● Do this
Please reproduce the item below line for line, changing nothing.

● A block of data

>> begin

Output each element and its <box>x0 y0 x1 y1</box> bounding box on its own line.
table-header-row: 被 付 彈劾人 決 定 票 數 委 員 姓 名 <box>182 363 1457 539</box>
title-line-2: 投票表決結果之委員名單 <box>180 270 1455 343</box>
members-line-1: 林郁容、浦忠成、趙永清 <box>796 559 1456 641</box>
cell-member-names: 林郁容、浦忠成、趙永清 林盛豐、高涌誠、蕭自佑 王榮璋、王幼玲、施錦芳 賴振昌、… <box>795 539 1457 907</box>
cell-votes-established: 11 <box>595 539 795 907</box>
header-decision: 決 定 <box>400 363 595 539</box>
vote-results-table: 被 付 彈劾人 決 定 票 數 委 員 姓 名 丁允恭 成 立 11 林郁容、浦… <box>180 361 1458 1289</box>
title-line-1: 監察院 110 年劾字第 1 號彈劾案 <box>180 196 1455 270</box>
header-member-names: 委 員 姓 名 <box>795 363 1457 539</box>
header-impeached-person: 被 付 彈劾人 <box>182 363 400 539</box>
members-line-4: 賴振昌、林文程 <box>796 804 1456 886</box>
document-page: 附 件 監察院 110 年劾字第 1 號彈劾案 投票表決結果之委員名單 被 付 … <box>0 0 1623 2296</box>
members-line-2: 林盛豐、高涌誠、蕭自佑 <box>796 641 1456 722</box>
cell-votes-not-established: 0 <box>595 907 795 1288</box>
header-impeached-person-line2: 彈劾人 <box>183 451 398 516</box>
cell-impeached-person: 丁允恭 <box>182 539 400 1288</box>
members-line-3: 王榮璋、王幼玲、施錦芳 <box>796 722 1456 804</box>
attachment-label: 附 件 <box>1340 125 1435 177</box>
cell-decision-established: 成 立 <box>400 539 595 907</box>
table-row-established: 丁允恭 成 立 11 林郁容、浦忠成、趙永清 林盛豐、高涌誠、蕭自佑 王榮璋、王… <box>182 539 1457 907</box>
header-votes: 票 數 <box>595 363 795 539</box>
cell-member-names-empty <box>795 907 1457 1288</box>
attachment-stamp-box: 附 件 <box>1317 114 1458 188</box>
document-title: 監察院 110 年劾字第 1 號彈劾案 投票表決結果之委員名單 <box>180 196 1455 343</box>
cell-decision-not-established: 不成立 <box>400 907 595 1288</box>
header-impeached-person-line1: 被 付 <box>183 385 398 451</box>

>> end

● Written reply
Output each element and its <box>x0 y0 x1 y1</box> bounding box on its own line.
table-header-row: 被 付 彈劾人 決 定 票 數 委 員 姓 名 <box>182 363 1457 539</box>
title-line-2: 投票表決結果之委員名單 <box>180 270 1455 343</box>
members-line-1: 林郁容、浦忠成、趙永清 <box>796 559 1456 641</box>
cell-member-names: 林郁容、浦忠成、趙永清 林盛豐、高涌誠、蕭自佑 王榮璋、王幼玲、施錦芳 賴振昌、… <box>795 539 1457 907</box>
cell-votes-established: 11 <box>595 539 795 907</box>
header-decision: 決 定 <box>400 363 595 539</box>
vote-results-table: 被 付 彈劾人 決 定 票 數 委 員 姓 名 丁允恭 成 立 11 林郁容、浦… <box>180 361 1458 1289</box>
title-line-1: 監察院 110 年劾字第 1 號彈劾案 <box>180 196 1455 270</box>
header-member-names: 委 員 姓 名 <box>795 363 1457 539</box>
header-impeached-person: 被 付 彈劾人 <box>182 363 400 539</box>
members-line-4: 賴振昌、林文程 <box>796 804 1456 886</box>
document-page: 附 件 監察院 110 年劾字第 1 號彈劾案 投票表決結果之委員名單 被 付 … <box>0 0 1623 2296</box>
members-line-2: 林盛豐、高涌誠、蕭自佑 <box>796 641 1456 722</box>
cell-votes-not-established: 0 <box>595 907 795 1288</box>
header-impeached-person-line2: 彈劾人 <box>183 451 398 516</box>
cell-impeached-person: 丁允恭 <box>182 539 400 1288</box>
members-line-3: 王榮璋、王幼玲、施錦芳 <box>796 722 1456 804</box>
attachment-label: 附 件 <box>1340 125 1435 177</box>
cell-decision-established: 成 立 <box>400 539 595 907</box>
table-row-established: 丁允恭 成 立 11 林郁容、浦忠成、趙永清 林盛豐、高涌誠、蕭自佑 王榮璋、王… <box>182 539 1457 907</box>
header-votes: 票 數 <box>595 363 795 539</box>
cell-member-names-empty <box>795 907 1457 1288</box>
attachment-stamp-box: 附 件 <box>1317 114 1458 188</box>
document-title: 監察院 110 年劾字第 1 號彈劾案 投票表決結果之委員名單 <box>180 196 1455 343</box>
cell-decision-not-established: 不成立 <box>400 907 595 1288</box>
header-impeached-person-line1: 被 付 <box>183 385 398 451</box>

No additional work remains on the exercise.